→ OBJECTIVE: Output the records exactly as they appear, with no pictures included.

→ MATERIAL SUPPLIED:
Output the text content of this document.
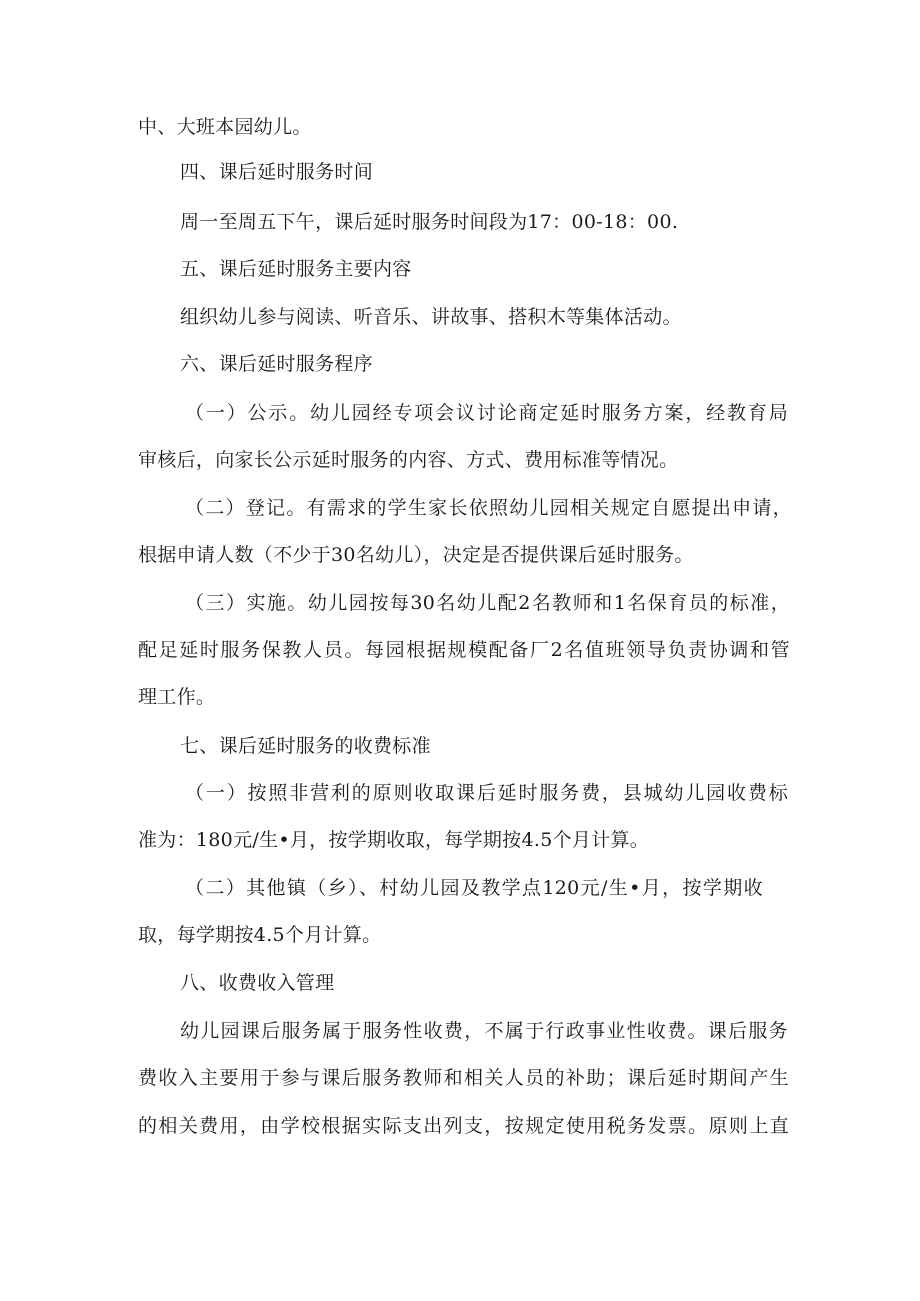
中、大班本园幼儿。
四、课后延时服务时间
周一至周五下午，课后延时服务时间段为17：00-18：00.
五、课后延时服务主要内容
组织幼儿参与阅读、听音乐、讲故事、搭积木等集体活动。
六、课后延时服务程序
（一）公示。幼儿园经专项会议讨论商定延时服务方案，经教育局
审核后，向家长公示延时服务的内容、方式、费用标准等情况。
（二）登记。有需求的学生家长依照幼儿园相关规定自愿提出申请，
根据申请人数（不少于30名幼儿），决定是否提供课后延时服务。
（三）实施。幼儿园按每30名幼儿配2名教师和1名保育员的标准，
配足延时服务保教人员。每园根据规模配备厂2名值班领导负责协调和管
理工作。
七、课后延时服务的收费标准
（一）按照非营利的原则收取课后延时服务费，县城幼儿园收费标
准为：180元/生•月，按学期收取，每学期按4.5个月计算。
（二）其他镇（乡）、村幼儿园及教学点120元/生•月，按学期收
取，每学期按4.5个月计算。
八、收费收入管理
幼儿园课后服务属于服务性收费，不属于行政事业性收费。课后服务
费收入主要用于参与课后服务教师和相关人员的补助；课后延时期间产生
的相关费用，由学校根据实际支出列支，按规定使用税务发票。原则上直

→ PROBLEM SOLUTION:
Output the text content of this document.
中、大班本园幼儿。
四、课后延时服务时间
周一至周五下午，课后延时服务时间段为17：00-18：00.
五、课后延时服务主要内容
组织幼儿参与阅读、听音乐、讲故事、搭积木等集体活动。
六、课后延时服务程序
（一）公示。幼儿园经专项会议讨论商定延时服务方案，经教育局
审核后，向家长公示延时服务的内容、方式、费用标准等情况。
（二）登记。有需求的学生家长依照幼儿园相关规定自愿提出申请，
根据申请人数（不少于30名幼儿），决定是否提供课后延时服务。
（三）实施。幼儿园按每30名幼儿配2名教师和1名保育员的标准，
配足延时服务保教人员。每园根据规模配备厂2名值班领导负责协调和管
理工作。
七、课后延时服务的收费标准
（一）按照非营利的原则收取课后延时服务费，县城幼儿园收费标
准为：180元/生•月，按学期收取，每学期按4.5个月计算。
（二）其他镇（乡）、村幼儿园及教学点120元/生•月，按学期收
取，每学期按4.5个月计算。
八、收费收入管理
幼儿园课后服务属于服务性收费，不属于行政事业性收费。课后服务
费收入主要用于参与课后服务教师和相关人员的补助；课后延时期间产生
的相关费用，由学校根据实际支出列支，按规定使用税务发票。原则上直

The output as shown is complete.